### [WRITTEN TASK]
Every entry must be copied word for word.

Figure dataset records:
■ ■ ■ ■ ■ ■ ■
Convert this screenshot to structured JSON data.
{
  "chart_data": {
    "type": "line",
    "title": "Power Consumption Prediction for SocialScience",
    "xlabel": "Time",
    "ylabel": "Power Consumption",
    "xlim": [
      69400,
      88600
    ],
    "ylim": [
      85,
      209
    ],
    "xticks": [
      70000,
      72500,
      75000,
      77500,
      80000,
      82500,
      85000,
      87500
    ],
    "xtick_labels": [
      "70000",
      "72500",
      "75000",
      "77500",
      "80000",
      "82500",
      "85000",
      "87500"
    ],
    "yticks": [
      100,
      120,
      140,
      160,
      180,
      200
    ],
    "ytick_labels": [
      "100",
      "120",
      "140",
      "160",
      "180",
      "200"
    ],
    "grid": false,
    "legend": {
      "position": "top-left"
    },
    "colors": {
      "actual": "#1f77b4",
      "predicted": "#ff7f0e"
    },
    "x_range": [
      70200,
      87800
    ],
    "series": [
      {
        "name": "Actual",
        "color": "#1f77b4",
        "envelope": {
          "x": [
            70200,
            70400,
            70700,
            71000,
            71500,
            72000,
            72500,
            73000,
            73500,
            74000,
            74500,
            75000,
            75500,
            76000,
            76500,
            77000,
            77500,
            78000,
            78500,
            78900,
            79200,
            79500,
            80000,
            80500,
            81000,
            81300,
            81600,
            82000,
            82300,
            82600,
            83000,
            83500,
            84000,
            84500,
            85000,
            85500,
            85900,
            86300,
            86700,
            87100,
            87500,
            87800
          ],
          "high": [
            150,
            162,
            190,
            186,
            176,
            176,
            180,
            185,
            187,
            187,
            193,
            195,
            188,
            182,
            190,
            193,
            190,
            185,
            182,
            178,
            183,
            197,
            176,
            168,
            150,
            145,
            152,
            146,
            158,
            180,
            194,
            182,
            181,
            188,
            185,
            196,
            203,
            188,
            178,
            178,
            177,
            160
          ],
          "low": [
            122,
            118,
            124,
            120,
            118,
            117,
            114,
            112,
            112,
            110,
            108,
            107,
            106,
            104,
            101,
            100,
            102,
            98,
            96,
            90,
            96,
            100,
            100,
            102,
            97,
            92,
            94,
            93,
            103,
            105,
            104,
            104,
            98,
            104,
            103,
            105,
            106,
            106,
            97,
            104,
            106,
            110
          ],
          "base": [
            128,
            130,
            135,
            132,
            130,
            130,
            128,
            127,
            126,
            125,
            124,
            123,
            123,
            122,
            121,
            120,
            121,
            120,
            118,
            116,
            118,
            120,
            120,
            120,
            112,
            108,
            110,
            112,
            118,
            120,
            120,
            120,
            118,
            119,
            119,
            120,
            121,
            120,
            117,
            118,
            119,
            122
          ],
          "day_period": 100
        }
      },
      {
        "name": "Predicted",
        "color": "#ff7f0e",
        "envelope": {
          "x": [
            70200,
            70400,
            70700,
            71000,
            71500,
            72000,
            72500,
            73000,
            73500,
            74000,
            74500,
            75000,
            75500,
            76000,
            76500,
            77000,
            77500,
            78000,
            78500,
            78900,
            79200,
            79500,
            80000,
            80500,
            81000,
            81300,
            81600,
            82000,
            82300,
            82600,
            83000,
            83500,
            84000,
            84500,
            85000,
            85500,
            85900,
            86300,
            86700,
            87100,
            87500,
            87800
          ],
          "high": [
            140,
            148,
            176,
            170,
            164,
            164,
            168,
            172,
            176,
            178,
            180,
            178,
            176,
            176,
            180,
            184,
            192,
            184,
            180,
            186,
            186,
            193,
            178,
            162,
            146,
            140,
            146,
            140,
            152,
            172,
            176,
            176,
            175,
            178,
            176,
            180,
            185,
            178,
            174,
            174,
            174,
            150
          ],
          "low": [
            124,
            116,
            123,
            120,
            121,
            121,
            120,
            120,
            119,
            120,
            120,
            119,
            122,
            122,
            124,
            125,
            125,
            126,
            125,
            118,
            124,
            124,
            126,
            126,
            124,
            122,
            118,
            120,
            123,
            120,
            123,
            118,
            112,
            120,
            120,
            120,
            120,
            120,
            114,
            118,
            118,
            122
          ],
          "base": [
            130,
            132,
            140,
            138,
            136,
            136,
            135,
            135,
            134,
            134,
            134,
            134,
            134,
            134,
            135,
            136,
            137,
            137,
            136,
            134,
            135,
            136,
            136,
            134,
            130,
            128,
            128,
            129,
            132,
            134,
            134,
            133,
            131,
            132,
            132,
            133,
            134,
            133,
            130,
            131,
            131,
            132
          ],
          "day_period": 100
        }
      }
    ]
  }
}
■ ■ ■ ■ ■ ■ ■
### [REPLY]
Convert this screenshot to structured JSON data.
{
  "chart_data": {
    "type": "line",
    "title": "Power Consumption Prediction for SocialScience",
    "xlabel": "Time",
    "ylabel": "Power Consumption",
    "xlim": [
      69400,
      88600
    ],
    "ylim": [
      85,
      209
    ],
    "xticks": [
      70000,
      72500,
      75000,
      77500,
      80000,
      82500,
      85000,
      87500
    ],
    "xtick_labels": [
      "70000",
      "72500",
      "75000",
      "77500",
      "80000",
      "82500",
      "85000",
      "87500"
    ],
    "yticks": [
      100,
      120,
      140,
      160,
      180,
      200
    ],
    "ytick_labels": [
      "100",
      "120",
      "140",
      "160",
      "180",
      "200"
    ],
    "grid": false,
    "legend": {
      "position": "top-left"
    },
    "colors": {
      "actual": "#1f77b4",
      "predicted": "#ff7f0e"
    },
    "x_range": [
      70200,
      87800
    ],
    "series": [
      {
        "name": "Actual",
        "color": "#1f77b4",
        "envelope": {
          "x": [
            70200,
            70400,
            70700,
            71000,
            71500,
            72000,
            72500,
            73000,
            73500,
            74000,
            74500,
            75000,
            75500,
            76000,
            76500,
            77000,
            77500,
            78000,
            78500,
            78900,
            79200,
            79500,
            80000,
            80500,
            81000,
            81300,
            81600,
            82000,
            82300,
            82600,
            83000,
            83500,
            84000,
            84500,
            85000,
            85500,
            85900,
            86300,
            86700,
            87100,
            87500,
            87800
          ],
          "high": [
            150,
            162,
            190,
            186,
            176,
            176,
            180,
            185,
            187,
            187,
            193,
            195,
            188,
            182,
            190,
            193,
            190,
            185,
            182,
            178,
            183,
            197,
            176,
            168,
            150,
            145,
            152,
            146,
            158,
            180,
            194,
            182,
            181,
            188,
            185,
            196,
            203,
            188,
            178,
            178,
            177,
            160
          ],
          "low": [
            122,
            118,
            124,
            120,
            118,
            117,
            114,
            112,
            112,
            110,
            108,
            107,
            106,
            104,
            101,
            100,
            102,
            98,
            96,
            90,
            96,
            100,
            100,
            102,
            97,
            92,
            94,
            93,
            103,
            105,
            104,
            104,
            98,
            104,
            103,
            105,
            106,
            106,
            97,
            104,
            106,
            110
          ],
          "base": [
            128,
            130,
            135,
            132,
            130,
            130,
            128,
            127,
            126,
            125,
            124,
            123,
            123,
            122,
            121,
            120,
            121,
            120,
            118,
            116,
            118,
            120,
            120,
            120,
            112,
            108,
            110,
            112,
            118,
            120,
            120,
            120,
            118,
            119,
            119,
            120,
            121,
            120,
            117,
            118,
            119,
            122
          ],
          "day_period": 100
        }
      },
      {
        "name": "Predicted",
        "color": "#ff7f0e",
        "envelope": {
          "x": [
            70200,
            70400,
            70700,
            71000,
            71500,
            72000,
            72500,
            73000,
            73500,
            74000,
            74500,
            75000,
            75500,
            76000,
            76500,
            77000,
            77500,
            78000,
            78500,
            78900,
            79200,
            79500,
            80000,
            80500,
            81000,
            81300,
            81600,
            82000,
            82300,
            82600,
            83000,
            83500,
            84000,
            84500,
            85000,
            85500,
            85900,
            86300,
            86700,
            87100,
            87500,
            87800
          ],
          "high": [
            140,
            148,
            176,
            170,
            164,
            164,
            168,
            172,
            176,
            178,
            180,
            178,
            176,
            176,
            180,
            184,
            192,
            184,
            180,
            186,
            186,
            193,
            178,
            162,
            146,
            140,
            146,
            140,
            152,
            172,
            176,
            176,
            175,
            178,
            176,
            180,
            185,
            178,
            174,
            174,
            174,
            150
          ],
          "low": [
            124,
            116,
            123,
            120,
            121,
            121,
            120,
            120,
            119,
            120,
            120,
            119,
            122,
            122,
            124,
            125,
            125,
            126,
            125,
            118,
            124,
            124,
            126,
            126,
            124,
            122,
            118,
            120,
            123,
            120,
            123,
            118,
            112,
            120,
            120,
            120,
            120,
            120,
            114,
            118,
            118,
            122
          ],
          "base": [
            130,
            132,
            140,
            138,
            136,
            136,
            135,
            135,
            134,
            134,
            134,
            134,
            134,
            134,
            135,
            136,
            137,
            137,
            136,
            134,
            135,
            136,
            136,
            134,
            130,
            128,
            128,
            129,
            132,
            134,
            134,
            133,
            131,
            132,
            132,
            133,
            134,
            133,
            130,
            131,
            131,
            132
          ],
          "day_period": 100
        }
      }
    ]
  }
}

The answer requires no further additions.